## DOCUMENT TEXT
————

I created those visuals with ggplot2,
one of the core packages of the tidyverse.
Ggplot2 is R's most popular visualization package,
and for good reason.
It's a powerful and user-friendly data viz tool.
Up next, you'll learn how to write and execute
all the code we previewed earlier.
You'll learn how to use ggplot2 to create a variety of plots,
organize and represent different variables in your data set,
and customize the look and feel of your visuals.
Working with ggplot2 can help you
get the most out of your data.
Your new data viz skills will also
make it easier to learn other parts of R. Going forward,
you'll be better able to visualize
the results of any change you make to your data.
Plus, you get an immediate result for all your hard work,
which is one of my favorite parts
of creating plots in ggplot2.
Just enter some code, run it, and out comes
a cool-looking visual that helps you and others understand
your data.
Visualization is a key part of a data analyst's workflow,
and R lets you move back and forth
between analysis and visualization
quickly and easily.
I'm looking forward to showing you what ggplot2 can do.
[MUSIC PLAYING]
In this video, we'll focus on ggplot2.
We'll learn about its main features and functions,
and how it can help you visualize your data.

————

## ITEMS
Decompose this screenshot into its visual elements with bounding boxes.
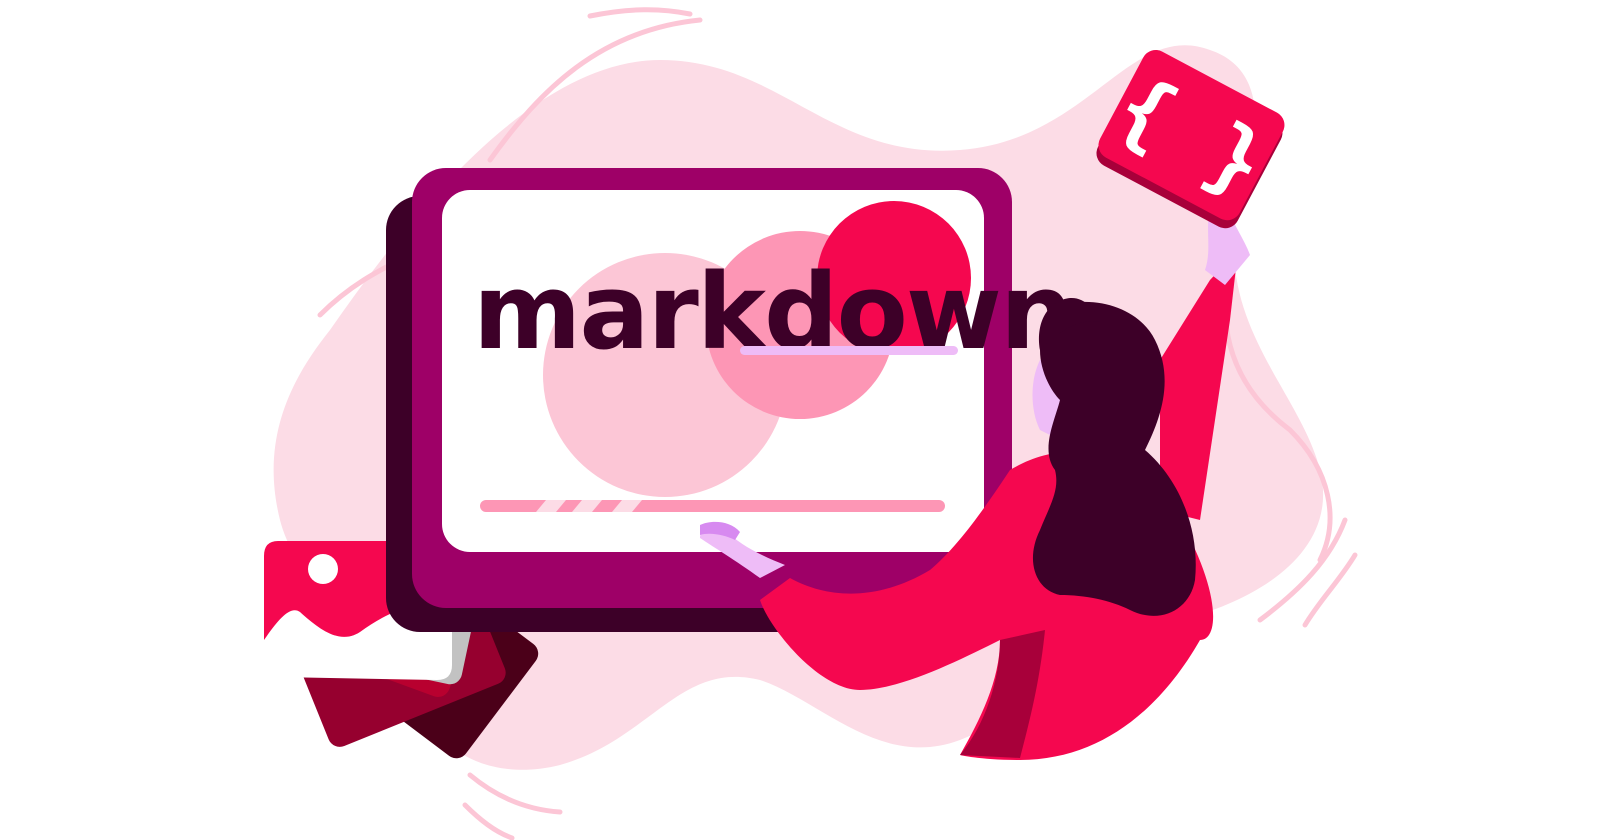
headline-underline xyxy=(740,346,958,355)
markdown-illustration: markdown { } xyxy=(264,7,1358,840)
progress-stripes xyxy=(536,500,642,512)
sun-icon xyxy=(308,554,338,584)
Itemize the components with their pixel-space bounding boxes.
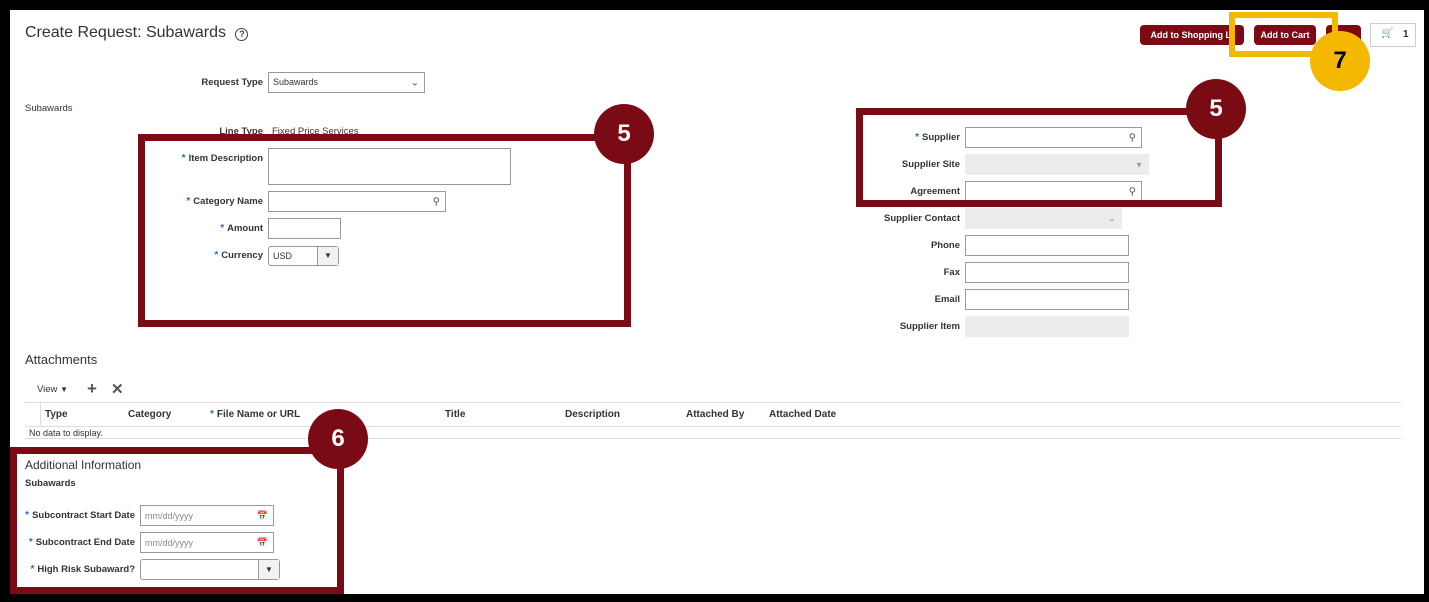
request-type-select[interactable]: Subawards ⌄ xyxy=(268,72,425,93)
annotation-box-item-fields xyxy=(138,134,631,327)
email-input[interactable] xyxy=(965,289,1129,310)
supplier-contact-select[interactable]: ⌄ xyxy=(965,208,1122,229)
cart-count: 1 xyxy=(1403,29,1409,40)
page-title-text: Create Request: Subawards xyxy=(25,24,226,41)
col-file-name[interactable]: * File Name or URL xyxy=(210,409,300,420)
phone-input[interactable] xyxy=(965,235,1129,256)
add-icon[interactable]: + xyxy=(87,379,97,399)
col-attached-date[interactable]: Attached Date xyxy=(769,409,836,420)
supplier-item-input xyxy=(965,316,1129,337)
phone-label: Phone xyxy=(930,240,960,251)
col-category[interactable]: Category xyxy=(128,409,171,420)
chevron-down-icon: ⌄ xyxy=(1107,213,1116,224)
table-header-bottom-border xyxy=(25,426,1401,427)
col-description[interactable]: Description xyxy=(565,409,620,420)
fax-input[interactable] xyxy=(965,262,1129,283)
email-label: Email xyxy=(934,294,960,305)
view-menu[interactable]: View ▼ xyxy=(37,384,68,395)
delete-icon[interactable]: ✕ xyxy=(111,380,124,398)
section-label: Subawards xyxy=(25,103,73,114)
annotation-number-6: 6 xyxy=(308,409,368,469)
chevron-down-icon: ⌄ xyxy=(410,77,419,88)
fax-label: Fax xyxy=(943,267,960,278)
annotation-number-5-left: 5 xyxy=(594,104,654,164)
request-type-value: Subawards xyxy=(273,77,319,87)
annotation-box-supplier-fields xyxy=(856,108,1222,207)
table-header-top-border xyxy=(25,402,1401,403)
col-attached-by[interactable]: Attached By xyxy=(686,409,744,420)
attachments-table-header: Type Category * File Name or URL Title De… xyxy=(25,404,1401,426)
cart-widget[interactable]: 🛒 1 xyxy=(1370,23,1416,47)
help-icon[interactable]: ? xyxy=(235,28,249,41)
empty-table-message: No data to display. xyxy=(29,428,103,438)
supplier-item-label: Supplier Item xyxy=(899,321,960,332)
annotation-number-7: 7 xyxy=(1310,31,1370,91)
attachments-title: Attachments xyxy=(25,352,98,367)
page-title: Create Request: Subawards ? xyxy=(25,24,249,42)
supplier-contact-label: Supplier Contact xyxy=(883,213,960,224)
col-type[interactable]: Type xyxy=(45,409,68,420)
table-bottom-border xyxy=(25,438,1401,439)
cart-icon: 🛒 xyxy=(1381,28,1394,39)
annotation-number-5-right: 5 xyxy=(1186,79,1246,139)
caret-down-icon: ▼ xyxy=(60,385,68,394)
page-frame: Create Request: Subawards ? Add to Shopp… xyxy=(10,10,1424,594)
annotation-box-additional-info xyxy=(10,447,344,594)
request-type-label: Request Type xyxy=(201,77,263,88)
col-title[interactable]: Title xyxy=(445,409,465,420)
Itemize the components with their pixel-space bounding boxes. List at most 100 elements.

————

## PROBLEM SET
A – According to the ggplot2 text, ggplot2 is one of the core packages of what?
B – Translate this sentence from the ggplot2 text into Spanish: "It's a powerful and user-friendly data viz tool."
C – Reproduce the ggplot2 text between "I created those" and "of your data.", inclusive.

## THE RESULTS
A – The tidyverse.

B – Es una herramienta de visualización de datos potente y fácil de usar.

C –
I created those visuals with ggplot2,
one of the core packages of the tidyverse.
Ggplot2 is R's most popular visualization package,
and for good reason.
It's a powerful and user-friendly data viz tool.
Up next, you'll learn how to write and execute
all the code we previewed earlier.
You'll learn how to use ggplot2 to create a variety of plots,
organize and represent different variables in your data set,
and customize the look and feel of your visuals.
Working with ggplot2 can help you
get the most out of your data.